--- start Extracted data ---
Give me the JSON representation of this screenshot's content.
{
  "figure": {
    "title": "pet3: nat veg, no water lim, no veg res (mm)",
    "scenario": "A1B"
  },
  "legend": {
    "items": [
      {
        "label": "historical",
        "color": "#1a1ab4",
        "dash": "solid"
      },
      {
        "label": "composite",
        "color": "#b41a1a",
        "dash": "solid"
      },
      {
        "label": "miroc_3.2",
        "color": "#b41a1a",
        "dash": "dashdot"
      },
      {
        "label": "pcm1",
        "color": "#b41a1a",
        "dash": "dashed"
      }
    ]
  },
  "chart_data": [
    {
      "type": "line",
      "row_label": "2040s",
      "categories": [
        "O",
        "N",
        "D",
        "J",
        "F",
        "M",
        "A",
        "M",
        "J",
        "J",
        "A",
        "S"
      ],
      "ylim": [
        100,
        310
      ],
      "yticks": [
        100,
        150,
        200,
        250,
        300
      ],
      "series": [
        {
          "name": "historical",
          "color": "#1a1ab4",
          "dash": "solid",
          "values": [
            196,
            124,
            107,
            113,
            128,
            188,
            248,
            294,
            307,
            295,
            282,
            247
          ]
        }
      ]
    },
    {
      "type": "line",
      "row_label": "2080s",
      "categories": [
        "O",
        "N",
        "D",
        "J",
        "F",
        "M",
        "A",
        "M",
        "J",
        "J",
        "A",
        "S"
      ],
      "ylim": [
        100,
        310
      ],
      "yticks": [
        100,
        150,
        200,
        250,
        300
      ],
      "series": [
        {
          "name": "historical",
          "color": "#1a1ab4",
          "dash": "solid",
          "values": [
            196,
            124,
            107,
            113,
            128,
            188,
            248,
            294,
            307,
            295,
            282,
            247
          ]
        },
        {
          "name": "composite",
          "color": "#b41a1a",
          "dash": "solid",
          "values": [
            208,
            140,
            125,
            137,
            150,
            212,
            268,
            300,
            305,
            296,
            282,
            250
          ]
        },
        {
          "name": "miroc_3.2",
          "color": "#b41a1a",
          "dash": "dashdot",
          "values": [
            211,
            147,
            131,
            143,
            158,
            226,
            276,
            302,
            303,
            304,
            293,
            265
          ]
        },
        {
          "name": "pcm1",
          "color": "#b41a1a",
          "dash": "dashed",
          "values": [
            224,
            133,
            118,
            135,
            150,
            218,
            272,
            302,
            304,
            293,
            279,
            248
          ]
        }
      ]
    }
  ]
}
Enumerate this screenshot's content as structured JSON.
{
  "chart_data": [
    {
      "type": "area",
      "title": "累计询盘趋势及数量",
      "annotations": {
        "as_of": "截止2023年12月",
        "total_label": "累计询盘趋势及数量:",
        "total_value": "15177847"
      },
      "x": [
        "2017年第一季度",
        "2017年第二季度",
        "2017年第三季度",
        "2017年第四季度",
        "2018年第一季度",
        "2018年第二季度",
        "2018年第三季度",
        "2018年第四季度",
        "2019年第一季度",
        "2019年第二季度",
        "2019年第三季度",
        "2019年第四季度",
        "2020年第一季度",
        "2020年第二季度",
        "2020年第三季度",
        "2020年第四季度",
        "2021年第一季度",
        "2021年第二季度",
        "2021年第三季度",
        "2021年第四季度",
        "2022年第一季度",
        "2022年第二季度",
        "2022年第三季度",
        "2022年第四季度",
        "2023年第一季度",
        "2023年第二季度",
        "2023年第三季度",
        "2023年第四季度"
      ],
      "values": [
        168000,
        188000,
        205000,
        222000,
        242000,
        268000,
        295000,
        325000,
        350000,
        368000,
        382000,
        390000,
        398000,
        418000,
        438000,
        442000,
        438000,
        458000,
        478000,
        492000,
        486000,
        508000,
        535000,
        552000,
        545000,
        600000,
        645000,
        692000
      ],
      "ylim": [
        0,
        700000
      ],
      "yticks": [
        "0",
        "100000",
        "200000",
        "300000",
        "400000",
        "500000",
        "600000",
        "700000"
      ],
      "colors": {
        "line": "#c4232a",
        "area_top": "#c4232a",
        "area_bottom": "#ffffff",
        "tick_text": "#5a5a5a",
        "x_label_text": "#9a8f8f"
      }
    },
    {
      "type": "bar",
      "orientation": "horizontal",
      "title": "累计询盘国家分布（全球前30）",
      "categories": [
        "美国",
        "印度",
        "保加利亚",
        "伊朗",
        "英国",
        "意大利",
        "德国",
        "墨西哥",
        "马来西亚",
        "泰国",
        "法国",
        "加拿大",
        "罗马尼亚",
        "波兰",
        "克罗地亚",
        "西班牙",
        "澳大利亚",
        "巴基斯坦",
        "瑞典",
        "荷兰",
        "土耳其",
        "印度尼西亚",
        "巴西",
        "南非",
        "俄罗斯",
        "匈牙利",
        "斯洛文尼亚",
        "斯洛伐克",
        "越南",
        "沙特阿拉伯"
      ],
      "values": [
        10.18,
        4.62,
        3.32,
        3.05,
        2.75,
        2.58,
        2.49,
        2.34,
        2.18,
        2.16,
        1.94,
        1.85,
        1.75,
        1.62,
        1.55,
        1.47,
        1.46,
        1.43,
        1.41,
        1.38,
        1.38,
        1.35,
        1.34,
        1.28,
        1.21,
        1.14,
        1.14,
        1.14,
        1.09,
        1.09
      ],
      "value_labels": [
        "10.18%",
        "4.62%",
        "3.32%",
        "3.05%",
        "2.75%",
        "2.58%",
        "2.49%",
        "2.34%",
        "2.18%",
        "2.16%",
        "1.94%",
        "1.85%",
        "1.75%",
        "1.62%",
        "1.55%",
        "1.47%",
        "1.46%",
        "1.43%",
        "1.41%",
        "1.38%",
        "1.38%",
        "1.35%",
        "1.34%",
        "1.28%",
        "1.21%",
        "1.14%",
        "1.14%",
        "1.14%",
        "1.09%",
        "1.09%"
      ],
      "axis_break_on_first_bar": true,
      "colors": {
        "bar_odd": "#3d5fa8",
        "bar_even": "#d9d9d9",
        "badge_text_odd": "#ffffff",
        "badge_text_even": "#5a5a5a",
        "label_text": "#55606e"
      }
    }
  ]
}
--- end Extracted data ---
Exercise: Write out the records shown above, exactly as they appear.

Result for this task:
Give me the JSON representation of this screenshot's content.
{
  "figure": {
    "title": "pet3: nat veg, no water lim, no veg res (mm)",
    "scenario": "A1B"
  },
  "legend": {
    "items": [
      {
        "label": "historical",
        "color": "#1a1ab4",
        "dash": "solid"
      },
      {
        "label": "composite",
        "color": "#b41a1a",
        "dash": "solid"
      },
      {
        "label": "miroc_3.2",
        "color": "#b41a1a",
        "dash": "dashdot"
      },
      {
        "label": "pcm1",
        "color": "#b41a1a",
        "dash": "dashed"
      }
    ]
  },
  "chart_data": [
    {
      "type": "line",
      "row_label": "2040s",
      "categories": [
        "O",
        "N",
        "D",
        "J",
        "F",
        "M",
        "A",
        "M",
        "J",
        "J",
        "A",
        "S"
      ],
      "ylim": [
        100,
        310
      ],
      "yticks": [
        100,
        150,
        200,
        250,
        300
      ],
      "series": [
        {
          "name": "historical",
          "color": "#1a1ab4",
          "dash": "solid",
          "values": [
            196,
            124,
            107,
            113,
            128,
            188,
            248,
            294,
            307,
            295,
            282,
            247
          ]
        }
      ]
    },
    {
      "type": "line",
      "row_label": "2080s",
      "categories": [
        "O",
        "N",
        "D",
        "J",
        "F",
        "M",
        "A",
        "M",
        "J",
        "J",
        "A",
        "S"
      ],
      "ylim": [
        100,
        310
      ],
      "yticks": [
        100,
        150,
        200,
        250,
        300
      ],
      "series": [
        {
          "name": "historical",
          "color": "#1a1ab4",
          "dash": "solid",
          "values": [
            196,
            124,
            107,
            113,
            128,
            188,
            248,
            294,
            307,
            295,
            282,
            247
          ]
        },
        {
          "name": "composite",
          "color": "#b41a1a",
          "dash": "solid",
          "values": [
            208,
            140,
            125,
            137,
            150,
            212,
            268,
            300,
            305,
            296,
            282,
            250
          ]
        },
        {
          "name": "miroc_3.2",
          "color": "#b41a1a",
          "dash": "dashdot",
          "values": [
            211,
            147,
            131,
            143,
            158,
            226,
            276,
            302,
            303,
            304,
            293,
            265
          ]
        },
        {
          "name": "pcm1",
          "color": "#b41a1a",
          "dash": "dashed",
          "values": [
            224,
            133,
            118,
            135,
            150,
            218,
            272,
            302,
            304,
            293,
            279,
            248
          ]
        }
      ]
    }
  ]
}
Enumerate this screenshot's content as structured JSON.
{
  "chart_data": [
    {
      "type": "area",
      "title": "累计询盘趋势及数量",
      "annotations": {
        "as_of": "截止2023年12月",
        "total_label": "累计询盘趋势及数量:",
        "total_value": "15177847"
      },
      "x": [
        "2017年第一季度",
        "2017年第二季度",
        "2017年第三季度",
        "2017年第四季度",
        "2018年第一季度",
        "2018年第二季度",
        "2018年第三季度",
        "2018年第四季度",
        "2019年第一季度",
        "2019年第二季度",
        "2019年第三季度",
        "2019年第四季度",
        "2020年第一季度",
        "2020年第二季度",
        "2020年第三季度",
        "2020年第四季度",
        "2021年第一季度",
        "2021年第二季度",
        "2021年第三季度",
        "2021年第四季度",
        "2022年第一季度",
        "2022年第二季度",
        "2022年第三季度",
        "2022年第四季度",
        "2023年第一季度",
        "2023年第二季度",
        "2023年第三季度",
        "2023年第四季度"
      ],
      "values": [
        168000,
        188000,
        205000,
        222000,
        242000,
        268000,
        295000,
        325000,
        350000,
        368000,
        382000,
        390000,
        398000,
        418000,
        438000,
        442000,
        438000,
        458000,
        478000,
        492000,
        486000,
        508000,
        535000,
        552000,
        545000,
        600000,
        645000,
        692000
      ],
      "ylim": [
        0,
        700000
      ],
      "yticks": [
        "0",
        "100000",
        "200000",
        "300000",
        "400000",
        "500000",
        "600000",
        "700000"
      ],
      "colors": {
        "line": "#c4232a",
        "area_top": "#c4232a",
        "area_bottom": "#ffffff",
        "tick_text": "#5a5a5a",
        "x_label_text": "#9a8f8f"
      }
    },
    {
      "type": "bar",
      "orientation": "horizontal",
      "title": "累计询盘国家分布（全球前30）",
      "categories": [
        "美国",
        "印度",
        "保加利亚",
        "伊朗",
        "英国",
        "意大利",
        "德国",
        "墨西哥",
        "马来西亚",
        "泰国",
        "法国",
        "加拿大",
        "罗马尼亚",
        "波兰",
        "克罗地亚",
        "西班牙",
        "澳大利亚",
        "巴基斯坦",
        "瑞典",
        "荷兰",
        "土耳其",
        "印度尼西亚",
        "巴西",
        "南非",
        "俄罗斯",
        "匈牙利",
        "斯洛文尼亚",
        "斯洛伐克",
        "越南",
        "沙特阿拉伯"
      ],
      "values": [
        10.18,
        4.62,
        3.32,
        3.05,
        2.75,
        2.58,
        2.49,
        2.34,
        2.18,
        2.16,
        1.94,
        1.85,
        1.75,
        1.62,
        1.55,
        1.47,
        1.46,
        1.43,
        1.41,
        1.38,
        1.38,
        1.35,
        1.34,
        1.28,
        1.21,
        1.14,
        1.14,
        1.14,
        1.09,
        1.09
      ],
      "value_labels": [
        "10.18%",
        "4.62%",
        "3.32%",
        "3.05%",
        "2.75%",
        "2.58%",
        "2.49%",
        "2.34%",
        "2.18%",
        "2.16%",
        "1.94%",
        "1.85%",
        "1.75%",
        "1.62%",
        "1.55%",
        "1.47%",
        "1.46%",
        "1.43%",
        "1.41%",
        "1.38%",
        "1.38%",
        "1.35%",
        "1.34%",
        "1.28%",
        "1.21%",
        "1.14%",
        "1.14%",
        "1.14%",
        "1.09%",
        "1.09%"
      ],
      "axis_break_on_first_bar": true,
      "colors": {
        "bar_odd": "#3d5fa8",
        "bar_even": "#d9d9d9",
        "badge_text_odd": "#ffffff",
        "badge_text_even": "#5a5a5a",
        "label_text": "#55606e"
      }
    }
  ]
}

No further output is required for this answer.